* **YOUR INSTRUCTIONS**
Pull these lines out of the listing below and copy them without changes, beginning with the line that contains "share-header: Share of" and ending after the line that contains "bar [220, 244, 288, 323]".

═════ EXTRACTED MATERIAL ═════

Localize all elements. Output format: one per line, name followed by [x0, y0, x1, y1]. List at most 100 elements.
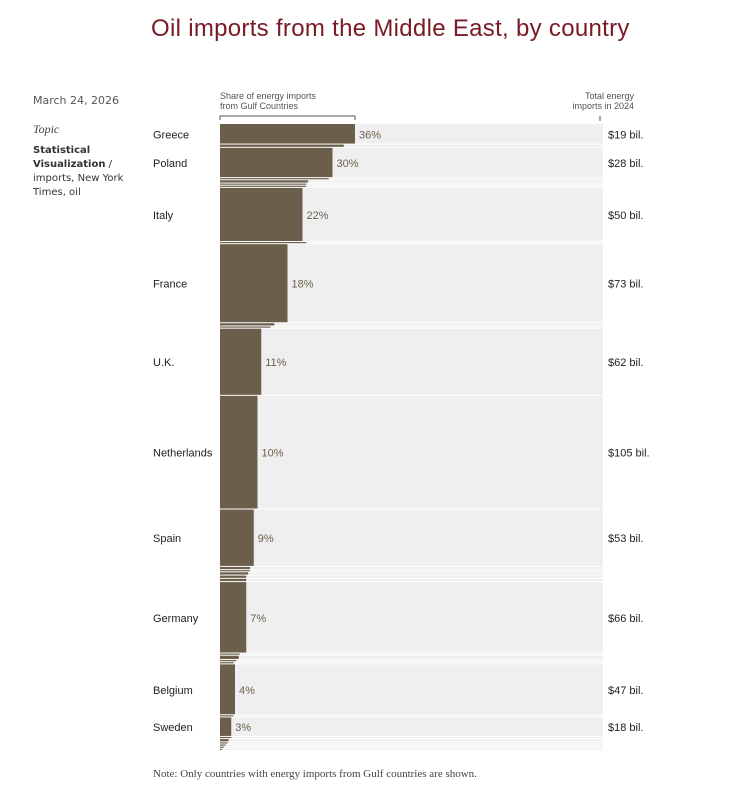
share-header: Share of energy imports from Gulf Countri… [220, 91, 317, 111]
row-band [220, 144, 603, 147]
bar [220, 717, 232, 736]
bar [220, 187, 303, 242]
row-band [220, 655, 603, 660]
bar [220, 660, 237, 662]
bar [220, 578, 247, 582]
row-band [220, 739, 603, 742]
row-band [220, 575, 603, 578]
share-value-label: 22% [307, 210, 329, 222]
share-header-line: from Gulf Countries [220, 101, 299, 111]
row-band [220, 662, 603, 664]
topic-separator: , [71, 173, 78, 184]
share-value-label: 36% [359, 129, 381, 141]
bar [220, 244, 288, 323]
bar [220, 582, 247, 653]
bar [220, 509, 254, 566]
row-band [220, 395, 603, 509]
total-value-label: $66 bil. [608, 613, 643, 625]
row-band [220, 572, 603, 575]
total-header-line: imports in 2024 [572, 101, 634, 111]
total-value-label: $53 bil. [608, 533, 643, 545]
bar [220, 124, 355, 144]
topic-item[interactable]: imports [33, 173, 72, 184]
topic-list: Statistical Visualization / imports, New… [33, 144, 133, 200]
country-label: Greece [153, 129, 189, 141]
bar [220, 185, 307, 187]
country-label: Netherlands [153, 448, 213, 460]
topic-item[interactable]: oil [69, 187, 81, 198]
row-band [220, 242, 603, 244]
bar [220, 742, 228, 744]
country-label: U.K. [153, 357, 174, 369]
bar [220, 655, 239, 660]
share-value-label: 10% [262, 448, 284, 460]
bar [220, 746, 224, 748]
total-value-label: $28 bil. [608, 158, 643, 170]
bar [220, 744, 226, 746]
row-band [220, 717, 603, 736]
bar [220, 739, 229, 742]
bar [220, 748, 222, 750]
bar [220, 178, 329, 180]
total-value-label: $50 bil. [608, 210, 643, 222]
share-value-label: 3% [235, 722, 251, 734]
total-value-label: $73 bil. [608, 279, 643, 291]
total-value-label: $47 bil. [608, 685, 643, 697]
row-band [220, 326, 603, 328]
bar [220, 326, 271, 328]
bar [220, 180, 309, 183]
row-band [220, 660, 603, 662]
country-label: Sweden [153, 722, 193, 734]
row-band [220, 746, 603, 748]
total-value-label: $18 bil. [608, 722, 643, 734]
bar [220, 147, 333, 178]
share-header-line: Share of energy imports [220, 91, 317, 101]
country-label: Spain [153, 533, 181, 545]
row-band [220, 653, 603, 655]
bar [220, 566, 250, 570]
row-band [220, 744, 603, 746]
share-value-label: 18% [292, 279, 314, 291]
topic-separator: / [105, 159, 112, 170]
chart-title: Oil imports from the Middle East, by cou… [151, 15, 630, 42]
bar [220, 736, 232, 739]
chart-note: Note: Only countries with energy imports… [153, 768, 477, 780]
share-value-label: 30% [337, 158, 359, 170]
bar [220, 715, 234, 717]
total-value-label: $19 bil. [608, 129, 643, 141]
bar [220, 662, 234, 664]
row-band [220, 178, 603, 180]
row-band [220, 183, 603, 185]
row-band [220, 185, 603, 187]
bar [220, 572, 249, 575]
bar [220, 575, 247, 578]
bar [220, 395, 258, 509]
row-band [220, 748, 603, 750]
row-band [220, 736, 603, 739]
bar [220, 570, 250, 572]
total-value-label: $62 bil. [608, 357, 643, 369]
total-value-label: $105 bil. [608, 448, 650, 460]
row-band [220, 715, 603, 717]
share-value-label: 9% [258, 533, 274, 545]
country-label: Poland [153, 158, 187, 170]
bar [220, 653, 240, 655]
bar [220, 144, 344, 147]
share-header-bracket [219, 115, 356, 120]
topic-label: Topic [33, 122, 60, 136]
topic-separator: , [62, 187, 70, 198]
topic-item[interactable]: Statistical Visualization [33, 145, 106, 170]
bar [220, 183, 307, 185]
row-band [220, 180, 603, 183]
total-header: Total energy imports in 2024 [572, 91, 634, 111]
row-band [220, 323, 603, 326]
topic-item[interactable]: New York Times [33, 173, 124, 198]
publish-date: March 24, 2026 [33, 94, 120, 107]
row-band [220, 742, 603, 744]
row-band [220, 570, 603, 572]
bar [220, 664, 235, 715]
row-band [220, 664, 603, 715]
row-band [220, 582, 603, 653]
bar [220, 328, 262, 395]
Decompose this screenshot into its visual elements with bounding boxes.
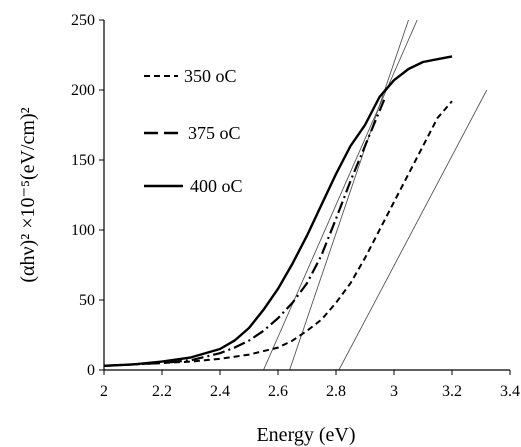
y-tick-label: 0 <box>87 362 95 379</box>
fit-line <box>338 89 488 370</box>
fit-line <box>289 20 409 370</box>
series-lines <box>104 55 453 367</box>
y-tick-label: 100 <box>71 222 95 239</box>
x-tick-label: 3 <box>390 383 398 400</box>
legend-label-400: 400 oC <box>190 176 243 196</box>
x-tick-label: 3.4 <box>500 383 520 400</box>
fit-line <box>263 20 418 370</box>
legend: 350 oC 375 oC 400 oC <box>144 66 243 196</box>
fit-lines <box>263 20 488 370</box>
legend-label-350: 350 oC <box>184 66 237 86</box>
x-tick-label: 3.2 <box>442 383 462 400</box>
x-tick-label: 2.8 <box>326 383 346 400</box>
y-tick-label: 50 <box>79 292 95 309</box>
y-tick-label: 200 <box>71 82 95 99</box>
tick-labels: 2 2.2 2.4 2.6 2.8 3 3.2 3.4 0 50 100 150 200 250 <box>71 12 520 400</box>
y-tick-label: 150 <box>71 152 95 169</box>
x-tick-label: 2.2 <box>152 383 172 400</box>
x-tick-label: 2.6 <box>268 383 288 400</box>
series-line-400 <box>104 55 453 367</box>
x-tick-label: 2 <box>100 383 108 400</box>
series-line-350 <box>104 100 453 367</box>
x-axis-title: Energy (eV) <box>256 424 355 446</box>
x-tick-label: 2.4 <box>210 383 230 400</box>
legend-label-375: 375 oC <box>188 123 241 143</box>
y-axis-title: (αhν)² ×10⁻⁵(eV/cm)² <box>17 107 39 282</box>
y-tick-label: 250 <box>71 12 95 29</box>
axes <box>99 19 511 375</box>
series-line-375 <box>104 96 387 367</box>
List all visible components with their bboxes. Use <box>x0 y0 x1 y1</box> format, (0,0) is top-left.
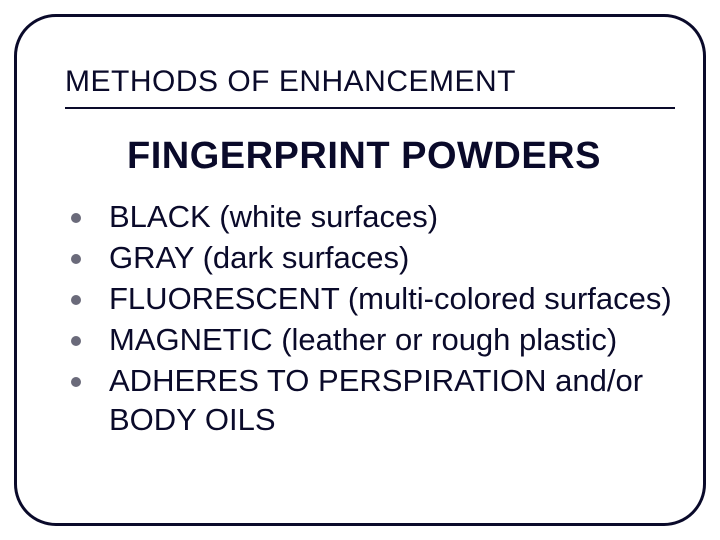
slide-header: METHODS OF ENHANCEMENT <box>65 65 689 109</box>
bullet-text: BLACK (white surfaces) <box>109 197 438 236</box>
slide-subtitle: FINGERPRINT POWDERS <box>127 135 601 178</box>
header-title: METHODS OF ENHANCEMENT <box>65 65 689 105</box>
bullet-icon <box>71 295 81 305</box>
list-item: MAGNETIC (leather or rough plastic) <box>71 320 691 359</box>
bullet-icon <box>71 254 81 264</box>
header-rule <box>65 107 675 109</box>
slide-frame: METHODS OF ENHANCEMENT FINGERPRINT POWDE… <box>14 14 706 526</box>
bullet-list: BLACK (white surfaces) GRAY (dark surfac… <box>71 197 691 441</box>
list-item: ADHERES TO PERSPIRATION and/or BODY OILS <box>71 361 691 439</box>
list-item: GRAY (dark surfaces) <box>71 238 691 277</box>
bullet-icon <box>71 213 81 223</box>
bullet-icon <box>71 336 81 346</box>
bullet-text: FLUORESCENT (multi-colored surfaces) <box>109 279 672 318</box>
list-item: BLACK (white surfaces) <box>71 197 691 236</box>
bullet-text: ADHERES TO PERSPIRATION and/or BODY OILS <box>109 361 691 439</box>
bullet-text: GRAY (dark surfaces) <box>109 238 409 277</box>
bullet-text: MAGNETIC (leather or rough plastic) <box>109 320 617 359</box>
bullet-icon <box>71 377 81 387</box>
list-item: FLUORESCENT (multi-colored surfaces) <box>71 279 691 318</box>
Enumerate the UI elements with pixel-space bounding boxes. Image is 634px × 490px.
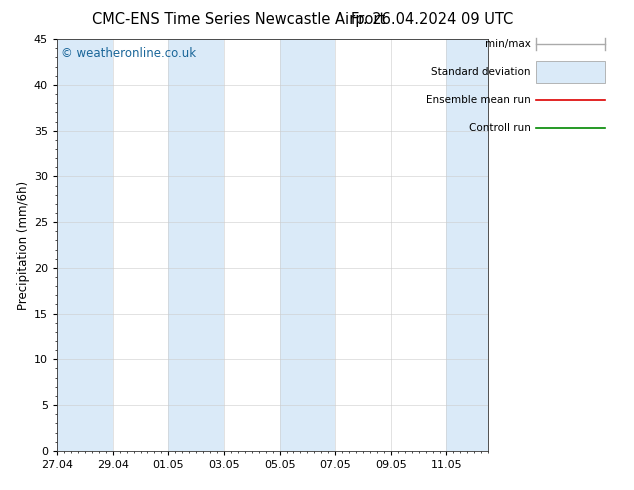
Text: Fr. 26.04.2024 09 UTC: Fr. 26.04.2024 09 UTC bbox=[351, 12, 514, 27]
Text: © weatheronline.co.uk: © weatheronline.co.uk bbox=[61, 48, 197, 60]
Text: Controll run: Controll run bbox=[469, 123, 531, 133]
Text: min/max: min/max bbox=[485, 39, 531, 49]
Bar bbox=[168, 39, 224, 451]
Text: Standard deviation: Standard deviation bbox=[431, 67, 531, 77]
Bar bbox=[57, 39, 113, 451]
Y-axis label: Precipitation (mm/6h): Precipitation (mm/6h) bbox=[16, 180, 30, 310]
Text: Ensemble mean run: Ensemble mean run bbox=[426, 95, 531, 105]
Bar bbox=[280, 39, 335, 451]
Bar bbox=[446, 39, 488, 451]
Text: CMC-ENS Time Series Newcastle Airport: CMC-ENS Time Series Newcastle Airport bbox=[91, 12, 385, 27]
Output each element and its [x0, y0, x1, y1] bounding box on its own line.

═════

* **TASK SOLUTION**
share-header: Share of energy imports from Gulf Countri… [220, 91, 317, 111]
row-band [220, 144, 603, 147]
bar [220, 717, 232, 736]
bar [220, 187, 303, 242]
row-band [220, 655, 603, 660]
bar [220, 660, 237, 662]
bar [220, 578, 247, 582]
row-band [220, 739, 603, 742]
row-band [220, 575, 603, 578]
share-value-label: 22% [307, 210, 329, 222]
share-header-line: from Gulf Countries [220, 101, 299, 111]
row-band [220, 662, 603, 664]
topic-separator: , [71, 173, 78, 184]
share-value-label: 36% [359, 129, 381, 141]
bar [220, 244, 288, 323]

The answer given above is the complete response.